The request
Report the count of lines below in which the string "subtitle" occurs; include nothing else.

Input rows

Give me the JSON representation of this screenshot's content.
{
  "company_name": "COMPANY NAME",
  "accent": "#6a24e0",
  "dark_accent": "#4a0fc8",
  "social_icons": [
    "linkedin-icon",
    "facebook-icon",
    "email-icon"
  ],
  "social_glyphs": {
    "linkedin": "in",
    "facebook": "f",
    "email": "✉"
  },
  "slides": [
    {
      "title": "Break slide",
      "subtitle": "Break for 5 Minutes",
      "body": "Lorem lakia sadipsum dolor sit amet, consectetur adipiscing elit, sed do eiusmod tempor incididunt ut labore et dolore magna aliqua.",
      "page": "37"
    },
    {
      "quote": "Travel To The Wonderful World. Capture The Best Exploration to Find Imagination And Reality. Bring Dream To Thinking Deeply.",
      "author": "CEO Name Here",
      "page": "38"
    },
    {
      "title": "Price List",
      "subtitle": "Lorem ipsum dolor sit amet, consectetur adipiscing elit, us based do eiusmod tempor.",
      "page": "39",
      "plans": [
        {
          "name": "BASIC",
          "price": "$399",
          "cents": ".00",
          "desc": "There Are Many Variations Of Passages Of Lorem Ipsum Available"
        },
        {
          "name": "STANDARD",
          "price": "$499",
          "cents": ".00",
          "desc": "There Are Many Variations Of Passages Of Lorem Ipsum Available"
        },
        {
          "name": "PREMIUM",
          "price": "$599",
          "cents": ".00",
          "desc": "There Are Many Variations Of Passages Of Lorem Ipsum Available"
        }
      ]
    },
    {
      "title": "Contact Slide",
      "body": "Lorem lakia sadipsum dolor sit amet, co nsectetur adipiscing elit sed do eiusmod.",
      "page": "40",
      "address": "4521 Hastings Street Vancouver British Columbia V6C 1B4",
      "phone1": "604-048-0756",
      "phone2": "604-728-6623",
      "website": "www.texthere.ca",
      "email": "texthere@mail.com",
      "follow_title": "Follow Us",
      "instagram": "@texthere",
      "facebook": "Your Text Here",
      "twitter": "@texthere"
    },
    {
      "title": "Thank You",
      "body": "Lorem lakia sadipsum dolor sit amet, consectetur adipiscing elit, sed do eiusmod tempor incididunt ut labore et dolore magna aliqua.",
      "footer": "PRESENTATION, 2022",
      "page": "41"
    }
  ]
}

Answer to the task
2